May 17 , kl. 15:00 16:30

Conventional security discourses did not predict the magnitude and endurance of resistance efforts in Ukraine, considering the asymmetry between Russia and Ukraine in terms of military capacity. Based on our own research on local democracy in Ukraine, we propose that sweeping decentralization reforms combined with widespread multipronged democratic innovations, including a digital transformation of the state, in recent years has significantly contributed to Ukraine’s resilience. The purpose of the event is to revisit the state of Ukrainian local democracy before the war and discuss how this has contributed to the resilience and problem-solving capacity that we see today. 

 In this event, we aim to identify major underlying factors that account for the support for and engagement with the state, civil society, and business in Ukraine, with a specific eye to previous achievements and practices on the local level of governance, much of which has continued to function even through the war.

**DATA IN THIS EXERCISE**
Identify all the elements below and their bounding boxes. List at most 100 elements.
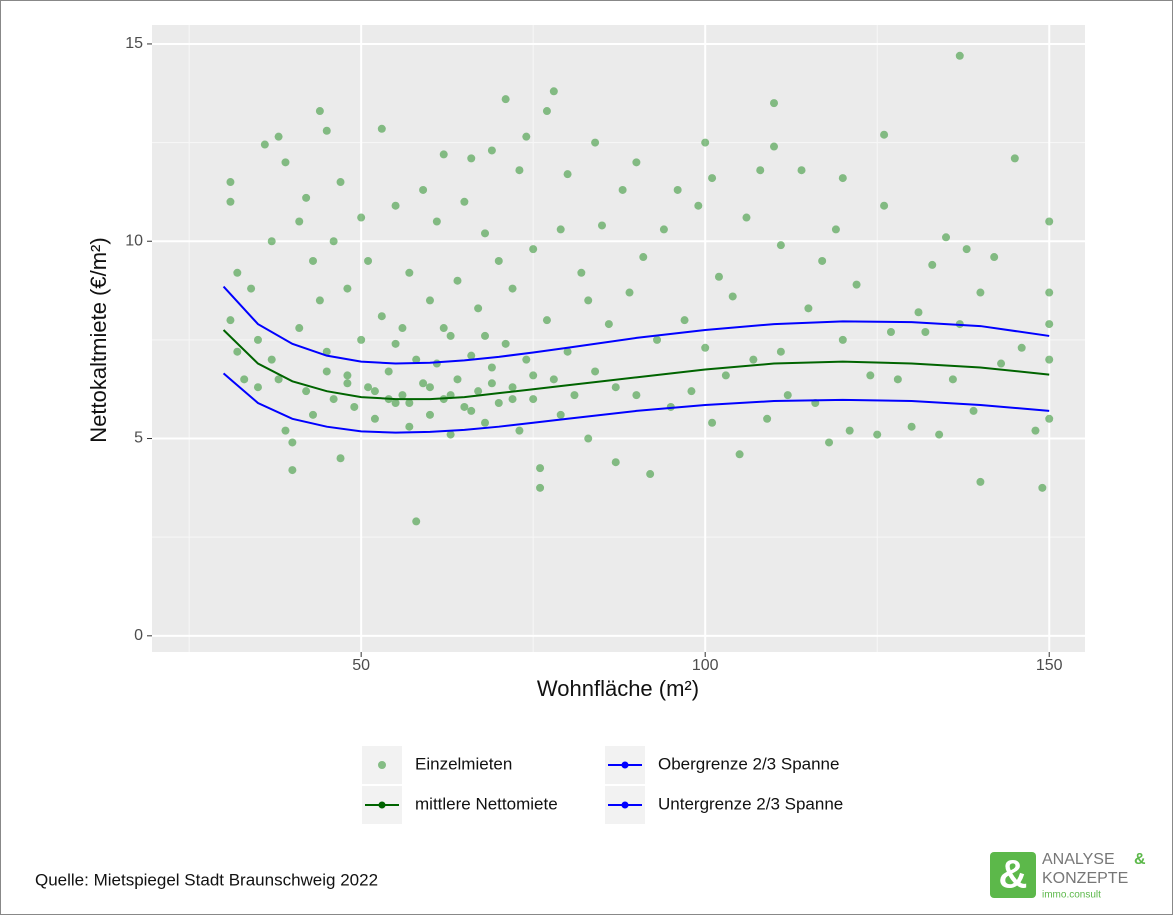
point: [412, 517, 421, 526]
point: [797, 166, 806, 175]
point: [818, 256, 827, 265]
point: [274, 132, 283, 141]
point: [549, 375, 558, 384]
point: [556, 410, 565, 419]
point: [453, 375, 462, 384]
point: [322, 347, 331, 356]
point: [508, 383, 517, 392]
point: [536, 483, 545, 492]
point: [549, 87, 558, 96]
point: [542, 316, 551, 325]
point: [948, 375, 957, 384]
logo-symbol: &: [999, 853, 1028, 897]
marks: [222, 51, 1054, 526]
point: [309, 410, 318, 419]
point: [487, 146, 496, 155]
point: [721, 371, 730, 380]
point: [804, 304, 813, 313]
point: [446, 430, 455, 439]
point: [288, 466, 297, 475]
point: [309, 256, 318, 265]
point: [391, 339, 400, 348]
point: [481, 418, 490, 427]
point: [591, 138, 600, 147]
point: [474, 304, 483, 313]
logo: & ANALYSE & KONZEPTE immo.consult: [990, 851, 1146, 901]
point: [1045, 320, 1054, 329]
point: [515, 426, 524, 435]
grid: [152, 25, 1085, 652]
point: [233, 268, 242, 277]
point: [659, 225, 668, 234]
point: [1038, 483, 1047, 492]
point: [708, 174, 717, 183]
point: [845, 426, 854, 435]
point: [604, 320, 613, 329]
point: [343, 379, 352, 388]
point: [460, 197, 469, 206]
point: [439, 324, 448, 333]
point: [962, 245, 971, 254]
point: [1045, 288, 1054, 297]
legend-symbol: [621, 761, 629, 769]
point: [522, 355, 531, 364]
point: [742, 213, 751, 222]
point: [563, 347, 572, 356]
point: [481, 229, 490, 238]
point: [673, 185, 682, 194]
point: [267, 355, 276, 364]
line: [222, 372, 1050, 434]
point: [632, 158, 641, 167]
point: [405, 399, 414, 408]
point: [377, 312, 386, 321]
point: [529, 371, 538, 380]
point: [260, 140, 269, 149]
point: [880, 130, 889, 139]
point: [467, 406, 476, 415]
point: [873, 430, 882, 439]
point: [770, 99, 778, 108]
point: [398, 324, 407, 333]
logo-text: immo.consult: [1042, 890, 1101, 901]
point: [880, 201, 889, 210]
legend-label: Einzelmieten: [415, 754, 512, 773]
point: [1045, 414, 1054, 423]
point: [281, 158, 290, 167]
point: [357, 213, 366, 222]
point: [570, 391, 579, 400]
point: [852, 280, 861, 289]
point: [935, 430, 944, 439]
point: [336, 454, 345, 463]
y-tick-label: 15: [125, 35, 143, 52]
x-tick-label: 50: [352, 657, 370, 674]
legend-symbol: [378, 761, 386, 769]
point: [419, 379, 428, 388]
point: [391, 201, 400, 210]
point: [756, 166, 765, 175]
point: [405, 268, 414, 277]
point: [776, 241, 785, 250]
point: [253, 383, 262, 392]
point: [364, 383, 373, 392]
line: [222, 285, 1050, 365]
point: [632, 391, 641, 400]
point: [542, 107, 551, 116]
point: [886, 327, 895, 336]
point: [611, 458, 620, 467]
logo-text: KONZEPTE: [1042, 870, 1128, 887]
y-axis-title: Nettokaltmiete (€/m²): [86, 237, 111, 442]
logo-text: ANALYSE: [1042, 851, 1115, 868]
point: [274, 375, 283, 384]
point: [577, 268, 586, 277]
point: [336, 178, 345, 187]
point: [522, 132, 531, 141]
point: [976, 477, 985, 486]
point: [763, 414, 772, 423]
line: [222, 329, 1050, 401]
point: [515, 166, 524, 175]
axes: 50 100 150 0 5 10 15: [125, 35, 1062, 674]
point: [1031, 426, 1040, 435]
y-tick-label: 10: [125, 232, 143, 249]
point: [425, 383, 434, 392]
legend-symbol: [378, 801, 386, 809]
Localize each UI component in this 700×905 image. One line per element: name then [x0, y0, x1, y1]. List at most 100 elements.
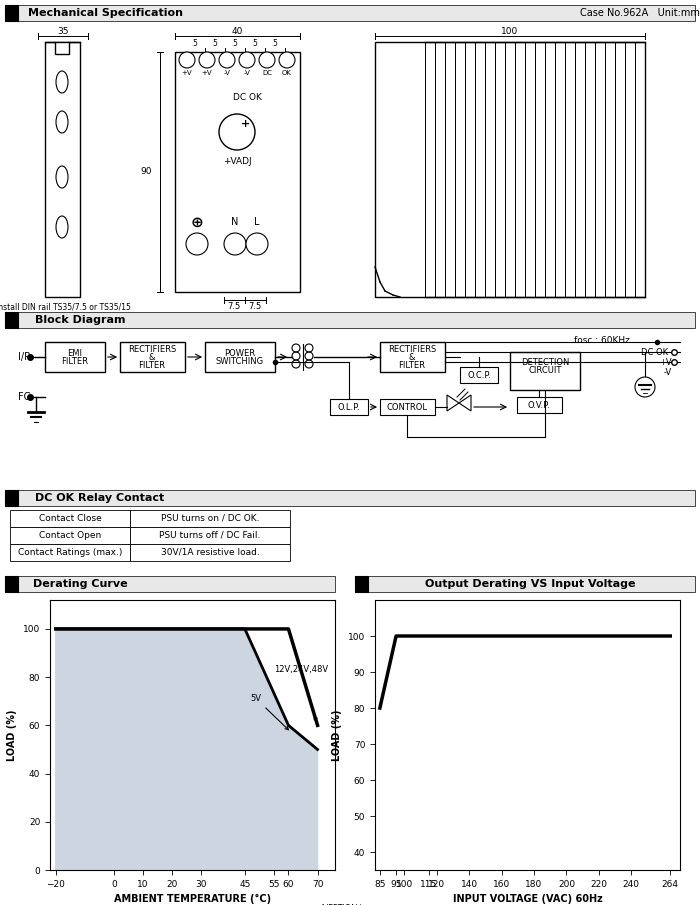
Circle shape	[186, 233, 208, 255]
Text: 5: 5	[232, 40, 237, 49]
Bar	[375, 42, 645, 297]
Ellipse shape	[56, 166, 68, 188]
Text: 5V: 5V	[251, 694, 288, 729]
Bar	[5, 576, 335, 592]
Text: &: &	[409, 353, 415, 361]
Ellipse shape	[56, 216, 68, 238]
Bar	[10, 510, 130, 527]
Text: OK: OK	[282, 70, 292, 76]
Text: 40: 40	[231, 27, 243, 36]
Text: Contact Close: Contact Close	[38, 513, 102, 522]
Bar	[510, 352, 580, 390]
Text: +V: +V	[202, 70, 212, 76]
Bar	[5, 576, 18, 592]
Circle shape	[635, 377, 655, 397]
Polygon shape	[459, 395, 471, 411]
Bar	[517, 397, 562, 413]
Circle shape	[239, 52, 255, 68]
Text: L: L	[254, 217, 260, 227]
Circle shape	[219, 52, 235, 68]
Bar	[120, 342, 185, 372]
Text: 12V,24V,48V: 12V,24V,48V	[274, 665, 328, 721]
Text: FILTER: FILTER	[398, 360, 426, 369]
Y-axis label: LOAD (%): LOAD (%)	[8, 710, 18, 761]
Text: I/P: I/P	[18, 352, 30, 362]
Polygon shape	[447, 395, 459, 411]
Bar	[5, 490, 695, 506]
Text: 90: 90	[141, 167, 152, 176]
Bar	[5, 490, 18, 506]
Bar	[460, 367, 498, 383]
Text: 5: 5	[253, 40, 258, 49]
Bar	[10, 527, 130, 544]
Polygon shape	[56, 629, 318, 870]
Text: -V: -V	[223, 70, 230, 76]
Bar	[205, 342, 275, 372]
Text: (VERTICAL): (VERTICAL)	[321, 904, 363, 905]
Bar	[10, 544, 130, 561]
Text: O.L.P.: O.L.P.	[337, 403, 360, 412]
Text: 30V/1A resistive load.: 30V/1A resistive load.	[160, 548, 260, 557]
Text: ⊕: ⊕	[190, 214, 204, 230]
Text: +V: +V	[659, 357, 672, 367]
Text: DETECTION: DETECTION	[521, 357, 569, 367]
Text: FILTER: FILTER	[139, 360, 165, 369]
Bar	[130, 510, 290, 527]
Text: Install DIN rail TS35/7.5 or TS35/15: Install DIN rail TS35/7.5 or TS35/15	[0, 302, 130, 311]
Bar	[130, 527, 290, 544]
Bar	[55, 42, 69, 54]
Ellipse shape	[56, 111, 68, 133]
Text: Output Derating VS Input Voltage: Output Derating VS Input Voltage	[425, 579, 636, 589]
Bar	[5, 312, 18, 328]
Text: 5: 5	[213, 40, 218, 49]
Bar	[5, 312, 695, 328]
Text: 7.5: 7.5	[248, 301, 262, 310]
Bar	[380, 342, 445, 372]
X-axis label: INPUT VOLTAGE (VAC) 60Hz: INPUT VOLTAGE (VAC) 60Hz	[453, 894, 603, 904]
Circle shape	[199, 52, 215, 68]
Bar	[130, 544, 290, 561]
Text: CONTROL: CONTROL	[386, 403, 428, 412]
X-axis label: AMBIENT TEMPERATURE (°C): AMBIENT TEMPERATURE (°C)	[114, 894, 271, 904]
Text: DC: DC	[262, 70, 272, 76]
Text: Contact Open: Contact Open	[39, 530, 101, 539]
Circle shape	[246, 233, 268, 255]
Text: 100: 100	[501, 27, 519, 36]
Text: POWER: POWER	[225, 348, 256, 357]
Text: Mechanical Specification: Mechanical Specification	[27, 8, 183, 18]
Circle shape	[219, 114, 255, 150]
Text: +VADJ: +VADJ	[223, 157, 251, 167]
Text: +: +	[240, 119, 250, 129]
Text: +V: +V	[182, 70, 192, 76]
Text: RECTIFIERS: RECTIFIERS	[388, 345, 436, 354]
Text: FILTER: FILTER	[62, 357, 88, 366]
Bar	[45, 42, 80, 297]
Text: 7.5: 7.5	[228, 301, 241, 310]
Text: O.V.P.: O.V.P.	[528, 401, 550, 409]
Text: &: &	[148, 353, 155, 361]
Text: 35: 35	[57, 27, 69, 36]
Bar	[5, 5, 18, 21]
Text: SWITCHING: SWITCHING	[216, 357, 264, 366]
Circle shape	[279, 52, 295, 68]
Text: Case No.962A   Unit:mm: Case No.962A Unit:mm	[580, 8, 700, 18]
Text: -V: -V	[244, 70, 251, 76]
Bar	[355, 576, 368, 592]
Text: DC OK: DC OK	[232, 92, 261, 101]
Text: DC OK Relay Contact: DC OK Relay Contact	[36, 493, 164, 503]
Text: Derating Curve: Derating Curve	[33, 579, 127, 589]
Text: 5: 5	[193, 40, 197, 49]
Text: fosc : 60KHz: fosc : 60KHz	[574, 336, 630, 345]
Text: 5: 5	[272, 40, 277, 49]
Bar	[5, 5, 695, 21]
Text: EMI: EMI	[67, 348, 83, 357]
Circle shape	[259, 52, 275, 68]
Text: -V: -V	[664, 367, 672, 376]
Text: Contact Ratings (max.): Contact Ratings (max.)	[18, 548, 122, 557]
Text: PSU turns off / DC Fail.: PSU turns off / DC Fail.	[160, 530, 260, 539]
Bar	[175, 52, 300, 292]
Text: N: N	[231, 217, 239, 227]
Bar	[330, 399, 368, 415]
Text: DC OK: DC OK	[641, 348, 668, 357]
Text: PSU turns on / DC OK.: PSU turns on / DC OK.	[161, 513, 259, 522]
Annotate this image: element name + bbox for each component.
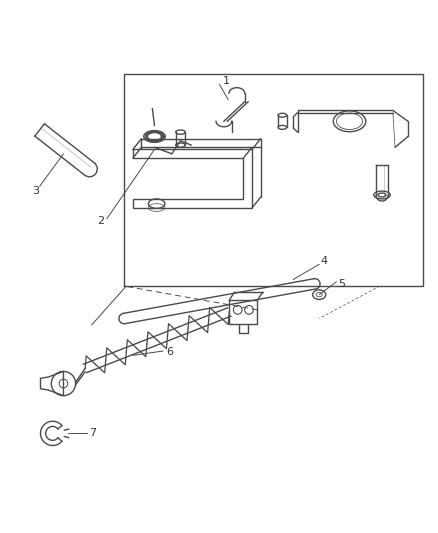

**SET EXERCISE A**
Could you extract the event description's text from "In this event, we" to "through the war."?
**SET EXERCISE B**
Can you copy the lines of the listing from the line with "point: [412, 517, 421, 526]" to the line with "point: [446, 430, 455, 439]", both included?
The listing is unrelated to the event description.

**SOLUTION A**
In this event, we aim to identify major underlying factors that account for the support for and engagement with the state, civil society, and business in Ukraine, with a specific eye to previous achievements and practices on the local level of governance, much of which has continued to function even through the war.

**SOLUTION B**
point: [412, 517, 421, 526]
point: [797, 166, 806, 175]
point: [818, 256, 827, 265]
point: [274, 132, 283, 141]
point: [549, 375, 558, 384]
point: [556, 410, 565, 419]
point: [453, 375, 462, 384]
point: [322, 347, 331, 356]
point: [508, 383, 517, 392]
point: [536, 483, 545, 492]
point: [549, 87, 558, 96]
point: [542, 316, 551, 325]
point: [948, 375, 957, 384]
logo-symbol: &: [999, 853, 1028, 897]
marks: [222, 51, 1054, 526]
point: [309, 410, 318, 419]
point: [487, 146, 496, 155]
point: [721, 371, 730, 380]
point: [804, 304, 813, 313]
point: [446, 430, 455, 439]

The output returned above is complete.